Saved data entries:
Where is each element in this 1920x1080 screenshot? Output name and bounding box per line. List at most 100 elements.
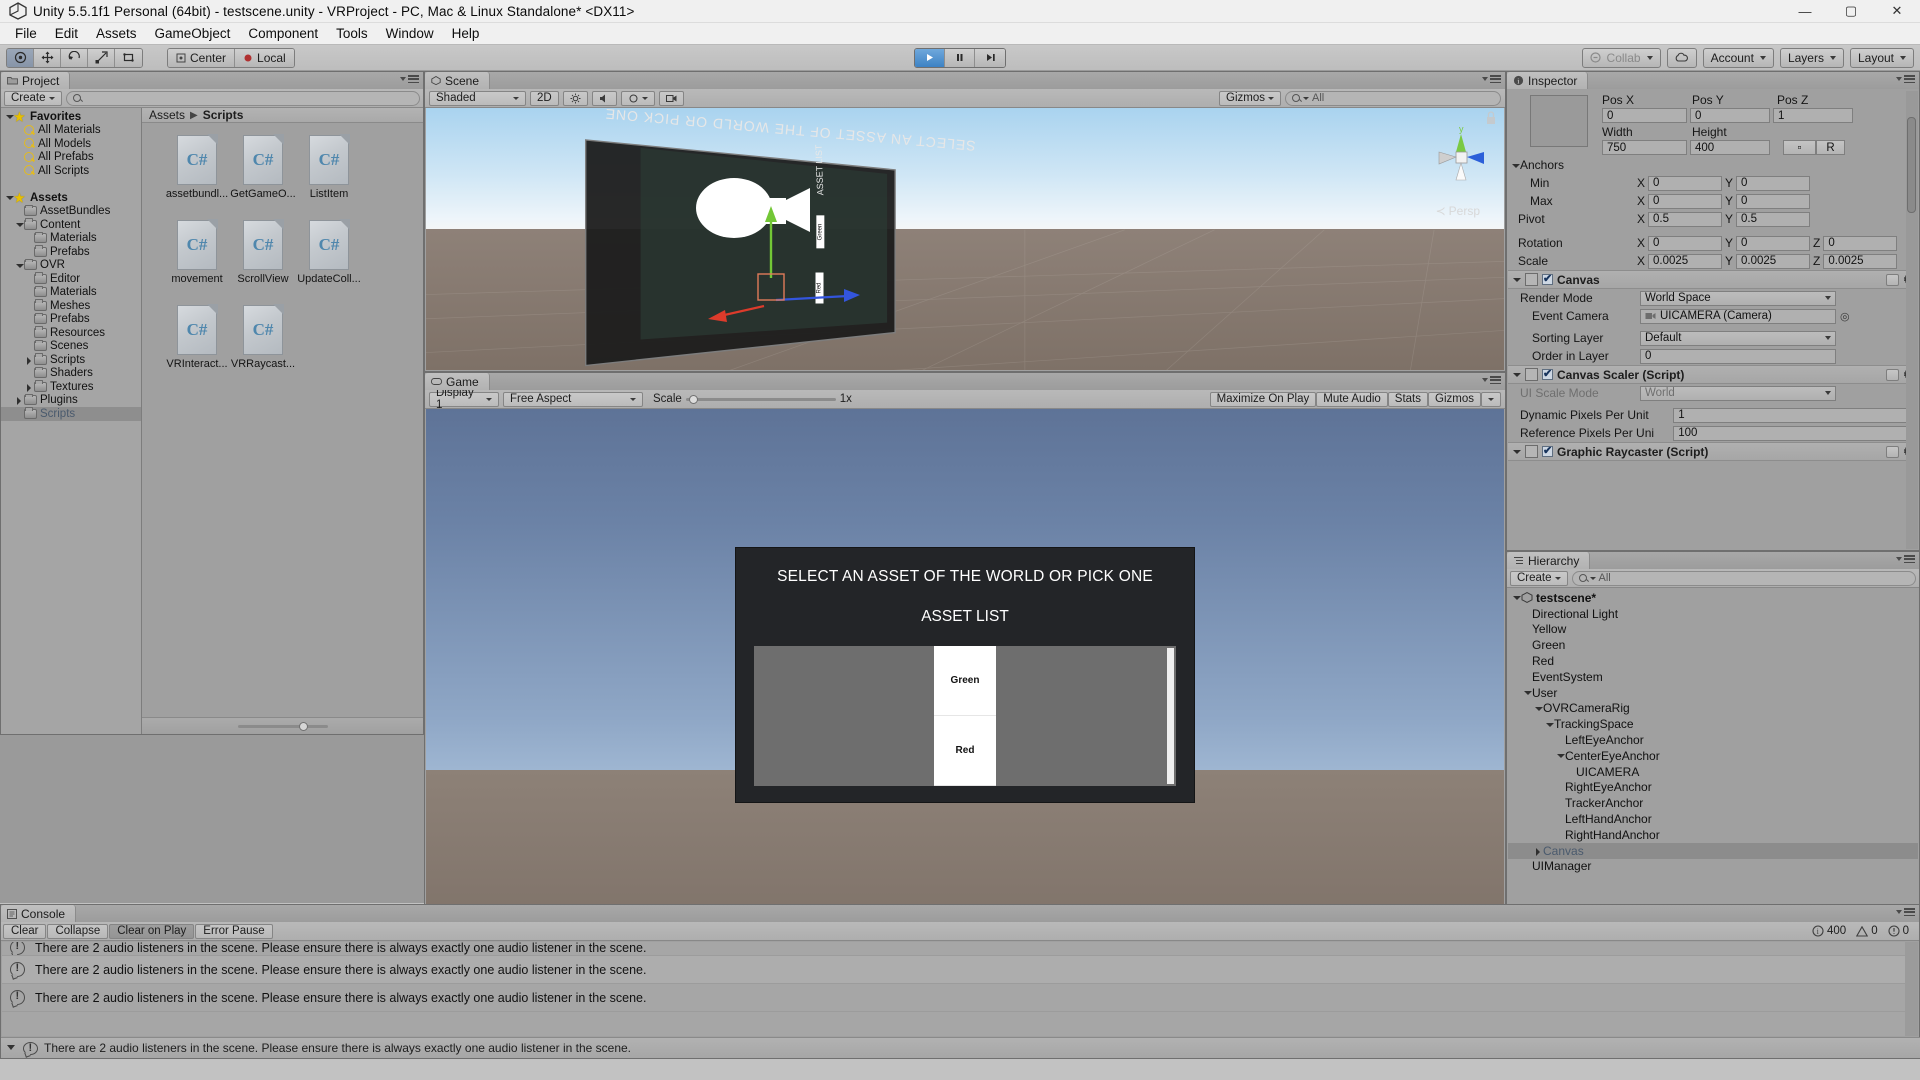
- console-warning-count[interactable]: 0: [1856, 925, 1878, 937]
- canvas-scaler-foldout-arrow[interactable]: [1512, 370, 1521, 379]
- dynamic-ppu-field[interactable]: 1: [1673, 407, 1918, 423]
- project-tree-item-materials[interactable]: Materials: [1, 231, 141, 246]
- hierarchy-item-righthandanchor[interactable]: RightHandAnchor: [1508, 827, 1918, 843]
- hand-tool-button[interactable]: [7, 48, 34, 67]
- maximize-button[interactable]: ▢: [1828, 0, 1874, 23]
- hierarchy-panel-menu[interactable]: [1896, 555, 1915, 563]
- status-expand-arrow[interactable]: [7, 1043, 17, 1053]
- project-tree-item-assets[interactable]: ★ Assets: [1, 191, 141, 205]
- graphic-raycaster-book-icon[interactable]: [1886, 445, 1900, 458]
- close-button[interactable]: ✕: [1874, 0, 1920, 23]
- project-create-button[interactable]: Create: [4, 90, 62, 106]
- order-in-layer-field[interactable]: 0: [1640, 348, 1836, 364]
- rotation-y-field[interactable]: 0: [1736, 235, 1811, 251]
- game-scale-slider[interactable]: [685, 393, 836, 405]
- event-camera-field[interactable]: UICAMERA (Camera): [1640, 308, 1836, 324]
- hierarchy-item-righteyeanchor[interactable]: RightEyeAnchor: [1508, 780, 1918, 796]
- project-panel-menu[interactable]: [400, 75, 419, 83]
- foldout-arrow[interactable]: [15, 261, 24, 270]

Short problem:
Convert the material from the line containing "- console-warning-count[interactable]: 0: [1856, 925, 1878, 937]" through the line containing "- hand-tool-button[interactable]: [7, 48, 34, 67]", including both of those lines, into a JSON list of strings. Each line should be one string, and blank lines should be left out.

Result of the exercise:
[
  "- console-warning-count[interactable]: 0: [1856, 925, 1878, 937]",
  "- canvas-scaler-foldout-arrow[interactable]: [1512, 370, 1521, 379]",
  "- dynamic-ppu-field[interactable]: 1: [1673, 407, 1918, 423]",
  "- project-tree-item-materials[interactable]: Materials: [1, 231, 141, 246]",
  "- hierarchy-item-righthandanchor[interactable]: RightHandAnchor: [1508, 827, 1918, 843]",
  "- hand-tool-button[interactable]: [7, 48, 34, 67]"
]